What is being asked — Scan the entries below and return each line that contains "JSON".
--- --- ---
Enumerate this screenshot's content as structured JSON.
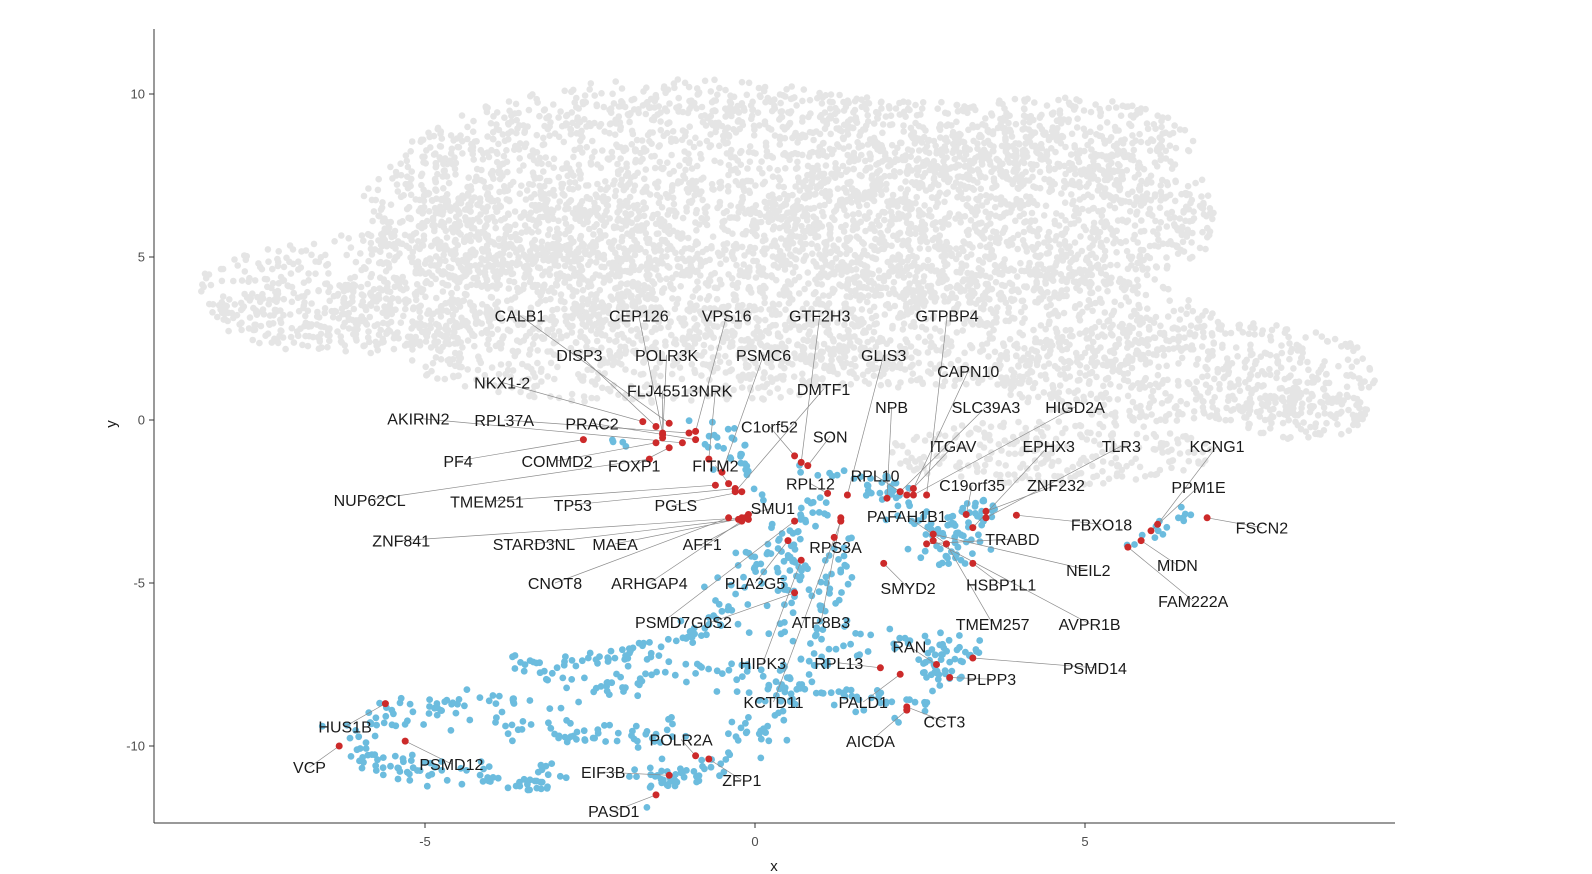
{
  "chart_data": {
    "type": "scatter",
    "title": "",
    "xlabel": "x",
    "ylabel": "y",
    "xlim": [
      -9.0,
      10.0
    ],
    "ylim": [
      -12.5,
      12.0
    ],
    "x_ticks": [
      -5,
      0,
      5
    ],
    "y_ticks": [
      10,
      5,
      0,
      -5,
      -10
    ],
    "grid": false,
    "legend": "none",
    "colors": {
      "background_cells": "#e5e5e5",
      "cluster_cells": "#6cbcde",
      "highlighted_genes": "#cc2a2a",
      "axis": "#333333"
    },
    "background_regions": [
      {
        "cx": 0.5,
        "cy": 6.5,
        "rx": 6.5,
        "ry": 3.5,
        "n": 1700
      },
      {
        "cx": -1.0,
        "cy": 7.5,
        "rx": 4.5,
        "ry": 3.0,
        "n": 900
      },
      {
        "cx": 3.5,
        "cy": 6.0,
        "rx": 3.5,
        "ry": 2.5,
        "n": 700
      },
      {
        "cx": -5.0,
        "cy": 4.0,
        "rx": 3.5,
        "ry": 1.8,
        "n": 600
      },
      {
        "cx": -6.0,
        "cy": 3.2,
        "rx": 2.2,
        "ry": 1.2,
        "n": 250
      },
      {
        "cx": 2.0,
        "cy": 3.0,
        "rx": 5.0,
        "ry": 2.0,
        "n": 900
      },
      {
        "cx": 6.5,
        "cy": 1.5,
        "rx": 3.0,
        "ry": 1.6,
        "n": 550
      },
      {
        "cx": 8.3,
        "cy": 0.2,
        "rx": 1.0,
        "ry": 0.8,
        "n": 120
      },
      {
        "cx": 4.5,
        "cy": 8.5,
        "rx": 2.2,
        "ry": 1.4,
        "n": 300
      },
      {
        "cx": -1.5,
        "cy": 2.0,
        "rx": 4.0,
        "ry": 1.5,
        "n": 500
      },
      {
        "cx": 4.5,
        "cy": -1.0,
        "rx": 2.5,
        "ry": 1.0,
        "n": 250
      },
      {
        "cx": -3.5,
        "cy": 5.5,
        "rx": 2.5,
        "ry": 1.5,
        "n": 300
      }
    ],
    "cluster_paths": [
      {
        "points": [
          [
            -6.3,
            -9.9
          ],
          [
            -5.8,
            -10.6
          ],
          [
            -5.0,
            -10.7
          ],
          [
            -4.2,
            -10.8
          ],
          [
            -3.5,
            -11.3
          ],
          [
            -3.0,
            -10.6
          ]
        ],
        "n": 80,
        "spread": 0.18
      },
      {
        "points": [
          [
            -6.2,
            -9.6
          ],
          [
            -5.6,
            -9.0
          ],
          [
            -4.8,
            -8.8
          ],
          [
            -4.0,
            -8.6
          ],
          [
            -3.2,
            -8.8
          ]
        ],
        "n": 60,
        "spread": 0.2
      },
      {
        "points": [
          [
            -4.0,
            -9.3
          ],
          [
            -3.3,
            -9.5
          ],
          [
            -2.5,
            -9.7
          ],
          [
            -1.8,
            -9.8
          ],
          [
            -1.0,
            -9.4
          ]
        ],
        "n": 55,
        "spread": 0.2
      },
      {
        "points": [
          [
            -3.6,
            -7.5
          ],
          [
            -2.8,
            -7.4
          ],
          [
            -2.0,
            -7.2
          ],
          [
            -1.2,
            -6.7
          ],
          [
            -0.6,
            -6.0
          ],
          [
            -0.2,
            -5.0
          ],
          [
            0.1,
            -4.0
          ],
          [
            0.4,
            -3.2
          ]
        ],
        "n": 110,
        "spread": 0.2
      },
      {
        "points": [
          [
            -3.0,
            -8.0
          ],
          [
            -2.3,
            -8.3
          ],
          [
            -1.6,
            -7.8
          ],
          [
            -1.0,
            -7.6
          ],
          [
            -0.3,
            -7.7
          ],
          [
            0.3,
            -8.1
          ],
          [
            1.0,
            -8.3
          ],
          [
            1.8,
            -8.6
          ],
          [
            2.3,
            -8.8
          ],
          [
            2.8,
            -8.2
          ],
          [
            2.9,
            -7.3
          ],
          [
            2.7,
            -6.8
          ],
          [
            2.0,
            -6.7
          ],
          [
            1.4,
            -6.9
          ],
          [
            0.9,
            -7.3
          ]
        ],
        "n": 150,
        "spread": 0.22
      },
      {
        "points": [
          [
            -1.8,
            -10.8
          ],
          [
            -1.4,
            -11.2
          ],
          [
            -1.0,
            -11.0
          ],
          [
            -0.6,
            -10.6
          ],
          [
            -0.3,
            -10.2
          ],
          [
            0.0,
            -9.5
          ],
          [
            0.4,
            -8.6
          ],
          [
            0.8,
            -7.6
          ],
          [
            1.0,
            -6.5
          ],
          [
            1.1,
            -5.5
          ],
          [
            1.2,
            -4.5
          ],
          [
            1.3,
            -3.5
          ]
        ],
        "n": 120,
        "spread": 0.18
      },
      {
        "points": [
          [
            0.2,
            -6.6
          ],
          [
            0.5,
            -5.8
          ],
          [
            0.6,
            -4.8
          ],
          [
            0.5,
            -4.0
          ],
          [
            0.8,
            -3.3
          ],
          [
            1.0,
            -2.5
          ]
        ],
        "n": 55,
        "spread": 0.15
      },
      {
        "points": [
          [
            -0.7,
            -0.2
          ],
          [
            -0.3,
            -0.8
          ],
          [
            -0.1,
            -1.6
          ],
          [
            0.2,
            -2.3
          ]
        ],
        "n": 30,
        "spread": 0.18
      },
      {
        "points": [
          [
            0.8,
            -1.6
          ],
          [
            1.3,
            -1.7
          ],
          [
            1.9,
            -1.9
          ],
          [
            2.2,
            -2.4
          ],
          [
            2.3,
            -2.9
          ],
          [
            2.7,
            -3.4
          ]
        ],
        "n": 45,
        "spread": 0.15
      },
      {
        "points": [
          [
            2.6,
            -3.6
          ],
          [
            3.0,
            -3.4
          ],
          [
            3.2,
            -2.9
          ],
          [
            3.5,
            -2.6
          ],
          [
            3.3,
            -3.5
          ],
          [
            3.0,
            -4.3
          ],
          [
            2.7,
            -3.9
          ]
        ],
        "n": 70,
        "spread": 0.15
      },
      {
        "points": [
          [
            3.4,
            -7.0
          ],
          [
            3.0,
            -7.2
          ],
          [
            2.6,
            -7.6
          ],
          [
            2.9,
            -8.0
          ]
        ],
        "n": 25,
        "spread": 0.12
      },
      {
        "points": [
          [
            5.7,
            -3.8
          ],
          [
            6.0,
            -3.5
          ],
          [
            6.3,
            -3.2
          ],
          [
            6.6,
            -2.8
          ]
        ],
        "n": 15,
        "spread": 0.08
      },
      {
        "points": [
          [
            -2.1,
            -0.7
          ],
          [
            -1.9,
            -0.7
          ]
        ],
        "n": 4,
        "spread": 0.05
      },
      {
        "points": [
          [
            -1.2,
            -10.6
          ],
          [
            -0.9,
            -11.0
          ],
          [
            -0.8,
            -10.2
          ],
          [
            -1.6,
            -11.4
          ]
        ],
        "n": 20,
        "spread": 0.2
      }
    ],
    "highlighted_genes": [
      {
        "gene": "CALB1",
        "x": -1.3,
        "y": -0.1,
        "lx": -3.56,
        "ly": 3.2
      },
      {
        "gene": "CEP126",
        "x": -1.4,
        "y": -0.4,
        "lx": -1.76,
        "ly": 3.2
      },
      {
        "gene": "VPS16",
        "x": -0.9,
        "y": -0.35,
        "lx": -0.43,
        "ly": 3.2
      },
      {
        "gene": "GTF2H3",
        "x": 0.7,
        "y": -1.3,
        "lx": 0.98,
        "ly": 3.2
      },
      {
        "gene": "GTPBP4",
        "x": 2.6,
        "y": -2.3,
        "lx": 2.91,
        "ly": 3.2
      },
      {
        "gene": "DISP3",
        "x": -1.5,
        "y": -0.2,
        "lx": -2.66,
        "ly": 2.0
      },
      {
        "gene": "POLR3K",
        "x": -1.4,
        "y": -0.55,
        "lx": -1.34,
        "ly": 2.0
      },
      {
        "gene": "PSMC6",
        "x": -0.5,
        "y": -1.6,
        "lx": 0.13,
        "ly": 2.0
      },
      {
        "gene": "GLIS3",
        "x": 1.4,
        "y": -2.3,
        "lx": 1.95,
        "ly": 2.0
      },
      {
        "gene": "CAPN10",
        "x": 2.4,
        "y": -2.1,
        "lx": 3.23,
        "ly": 1.5
      },
      {
        "gene": "NKX1-2",
        "x": -1.7,
        "y": -0.05,
        "lx": -3.83,
        "ly": 1.15
      },
      {
        "gene": "FLJ45513",
        "x": -1.4,
        "y": -0.45,
        "lx": -1.4,
        "ly": 0.9
      },
      {
        "gene": "NRK",
        "x": -0.7,
        "y": -1.2,
        "lx": -0.6,
        "ly": 0.9
      },
      {
        "gene": "DMTF1",
        "x": -0.3,
        "y": -2.2,
        "lx": 1.04,
        "ly": 0.95
      },
      {
        "gene": "NPB",
        "x": 2.0,
        "y": -2.4,
        "lx": 2.07,
        "ly": 0.4
      },
      {
        "gene": "SLC39A3",
        "x": 2.2,
        "y": -2.2,
        "lx": 3.5,
        "ly": 0.4
      },
      {
        "gene": "HIGD2A",
        "x": 2.4,
        "y": -2.3,
        "lx": 4.85,
        "ly": 0.4
      },
      {
        "gene": "AKIRIN2",
        "x": -1.1,
        "y": -0.7,
        "lx": -5.1,
        "ly": 0.05
      },
      {
        "gene": "RPL37A",
        "x": -1.0,
        "y": -0.4,
        "lx": -3.8,
        "ly": 0.0
      },
      {
        "gene": "PRAC2",
        "x": -0.9,
        "y": -0.6,
        "lx": -2.47,
        "ly": -0.1
      },
      {
        "gene": "C1orf52",
        "x": 0.6,
        "y": -1.1,
        "lx": 0.22,
        "ly": -0.2
      },
      {
        "gene": "SON",
        "x": 0.8,
        "y": -1.4,
        "lx": 1.14,
        "ly": -0.5
      },
      {
        "gene": "ITGAV",
        "x": 2.3,
        "y": -2.3,
        "lx": 3.0,
        "ly": -0.8
      },
      {
        "gene": "EPHX3",
        "x": 3.3,
        "y": -3.3,
        "lx": 4.45,
        "ly": -0.8
      },
      {
        "gene": "TLR3",
        "x": 3.5,
        "y": -3.0,
        "lx": 5.55,
        "ly": -0.8
      },
      {
        "gene": "KCNG1",
        "x": 6.1,
        "y": -3.2,
        "lx": 7.0,
        "ly": -0.8
      },
      {
        "gene": "PF4",
        "x": -2.6,
        "y": -0.6,
        "lx": -4.5,
        "ly": -1.25
      },
      {
        "gene": "COMMD2",
        "x": -1.5,
        "y": -0.7,
        "lx": -3.0,
        "ly": -1.25
      },
      {
        "gene": "FOXP1",
        "x": -1.3,
        "y": -0.85,
        "lx": -1.83,
        "ly": -1.4
      },
      {
        "gene": "FITM2",
        "x": -0.4,
        "y": -1.95,
        "lx": -0.6,
        "ly": -1.4
      },
      {
        "gene": "RPL12",
        "x": 1.1,
        "y": -2.25,
        "lx": 0.84,
        "ly": -1.95
      },
      {
        "gene": "RPL10",
        "x": 2.2,
        "y": -2.2,
        "lx": 1.82,
        "ly": -1.7
      },
      {
        "gene": "C19orf35",
        "x": 3.2,
        "y": -2.9,
        "lx": 3.29,
        "ly": -2.0
      },
      {
        "gene": "ZNF232",
        "x": 3.5,
        "y": -2.8,
        "lx": 4.56,
        "ly": -2.0
      },
      {
        "gene": "PPM1E",
        "x": 6.0,
        "y": -3.4,
        "lx": 6.72,
        "ly": -2.05
      },
      {
        "gene": "NUP62CL",
        "x": -1.6,
        "y": -1.2,
        "lx": -5.84,
        "ly": -2.45
      },
      {
        "gene": "TMEM251",
        "x": -0.6,
        "y": -2.0,
        "lx": -4.06,
        "ly": -2.5
      },
      {
        "gene": "TP53",
        "x": -0.3,
        "y": -2.1,
        "lx": -2.76,
        "ly": -2.6
      },
      {
        "gene": "PGLS",
        "x": -0.2,
        "y": -2.2,
        "lx": -1.2,
        "ly": -2.6
      },
      {
        "gene": "SMU1",
        "x": -0.1,
        "y": -2.9,
        "lx": 0.27,
        "ly": -2.7
      },
      {
        "gene": "PAFAH1B1",
        "x": 2.9,
        "y": -3.8,
        "lx": 2.3,
        "ly": -2.95
      },
      {
        "gene": "FBXO18",
        "x": 3.96,
        "y": -2.92,
        "lx": 5.25,
        "ly": -3.2
      },
      {
        "gene": "FSCN2",
        "x": 6.85,
        "y": -3.0,
        "lx": 7.68,
        "ly": -3.3
      },
      {
        "gene": "ZNF841",
        "x": -0.2,
        "y": -3.0,
        "lx": -5.36,
        "ly": -3.7
      },
      {
        "gene": "STARD3NL",
        "x": -0.25,
        "y": -3.05,
        "lx": -3.35,
        "ly": -3.8
      },
      {
        "gene": "MAEA",
        "x": -0.15,
        "y": -3.0,
        "lx": -2.12,
        "ly": -3.8
      },
      {
        "gene": "AFF1",
        "x": -0.1,
        "y": -3.05,
        "lx": -0.8,
        "ly": -3.8
      },
      {
        "gene": "TRABD",
        "x": 2.6,
        "y": -3.8,
        "lx": 3.9,
        "ly": -3.65
      },
      {
        "gene": "RPS3A",
        "x": 1.2,
        "y": -3.6,
        "lx": 1.22,
        "ly": -3.9
      },
      {
        "gene": "NEIL2",
        "x": 2.7,
        "y": -3.5,
        "lx": 5.05,
        "ly": -4.6
      },
      {
        "gene": "MIDN",
        "x": 5.85,
        "y": -3.7,
        "lx": 6.4,
        "ly": -4.45
      },
      {
        "gene": "CNOT8",
        "x": -0.4,
        "y": -3.0,
        "lx": -3.03,
        "ly": -5.0
      },
      {
        "gene": "ARHGAP4",
        "x": -0.2,
        "y": -3.1,
        "lx": -1.6,
        "ly": -5.0
      },
      {
        "gene": "PLA2G5",
        "x": 0.5,
        "y": -3.7,
        "lx": 0.0,
        "ly": -5.0
      },
      {
        "gene": "SMYD2",
        "x": 1.95,
        "y": -4.4,
        "lx": 2.32,
        "ly": -5.15
      },
      {
        "gene": "HSBP1L1",
        "x": 3.3,
        "y": -4.4,
        "lx": 3.73,
        "ly": -5.05
      },
      {
        "gene": "FAM222A",
        "x": 5.65,
        "y": -3.9,
        "lx": 6.64,
        "ly": -5.55
      },
      {
        "gene": "PSMD7",
        "x": 0.6,
        "y": -3.1,
        "lx": -1.4,
        "ly": -6.2
      },
      {
        "gene": "G0S2",
        "x": 0.6,
        "y": -5.3,
        "lx": -0.66,
        "ly": -6.2
      },
      {
        "gene": "ATP8B3",
        "x": 1.3,
        "y": -3.0,
        "lx": 1.0,
        "ly": -6.2
      },
      {
        "gene": "TMEM257",
        "x": 2.9,
        "y": -3.8,
        "lx": 3.6,
        "ly": -6.25
      },
      {
        "gene": "AVPR1B",
        "x": 2.7,
        "y": -3.7,
        "lx": 5.07,
        "ly": -6.25
      },
      {
        "gene": "RAN",
        "x": 2.75,
        "y": -7.5,
        "lx": 2.34,
        "ly": -6.95
      },
      {
        "gene": "HIPK3",
        "x": 0.7,
        "y": -4.3,
        "lx": 0.12,
        "ly": -7.45
      },
      {
        "gene": "RPL13",
        "x": 1.9,
        "y": -7.6,
        "lx": 1.27,
        "ly": -7.45
      },
      {
        "gene": "PSMD14",
        "x": 3.3,
        "y": -7.3,
        "lx": 5.15,
        "ly": -7.6
      },
      {
        "gene": "PLPP3",
        "x": 2.95,
        "y": -7.9,
        "lx": 3.58,
        "ly": -7.95
      },
      {
        "gene": "KCTD11",
        "x": 1.3,
        "y": -3.1,
        "lx": 0.28,
        "ly": -8.65
      },
      {
        "gene": "PALD1",
        "x": 2.2,
        "y": -7.8,
        "lx": 1.64,
        "ly": -8.65
      },
      {
        "gene": "CCT3",
        "x": 2.3,
        "y": -8.8,
        "lx": 2.87,
        "ly": -9.25
      },
      {
        "gene": "AICDA",
        "x": 2.3,
        "y": -8.9,
        "lx": 1.75,
        "ly": -9.85
      },
      {
        "gene": "HUS1B",
        "x": -5.6,
        "y": -8.7,
        "lx": -6.21,
        "ly": -9.4
      },
      {
        "gene": "POLR2A",
        "x": -0.9,
        "y": -10.3,
        "lx": -1.12,
        "ly": -9.8
      },
      {
        "gene": "VCP",
        "x": -6.3,
        "y": -10.0,
        "lx": -6.75,
        "ly": -10.65
      },
      {
        "gene": "PSMD12",
        "x": -5.3,
        "y": -9.85,
        "lx": -4.6,
        "ly": -10.55
      },
      {
        "gene": "EIF3B",
        "x": -1.3,
        "y": -10.9,
        "lx": -2.3,
        "ly": -10.8
      },
      {
        "gene": "ZFP1",
        "x": -0.7,
        "y": -10.4,
        "lx": -0.2,
        "ly": -11.05
      },
      {
        "gene": "PASD1",
        "x": -1.5,
        "y": -11.5,
        "lx": -2.14,
        "ly": -12.0
      }
    ]
  }
}
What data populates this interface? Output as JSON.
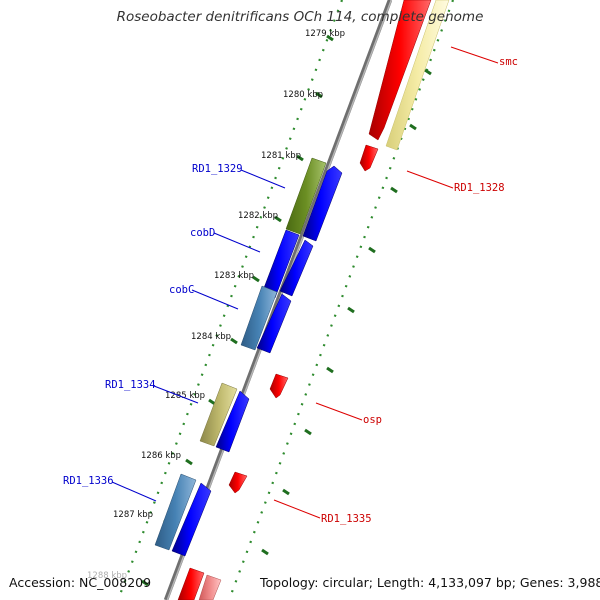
--- --- ---
Exercise output —
Enumerate this screenshot's content as structured JSON.
What data populates this interface? Output as JSON.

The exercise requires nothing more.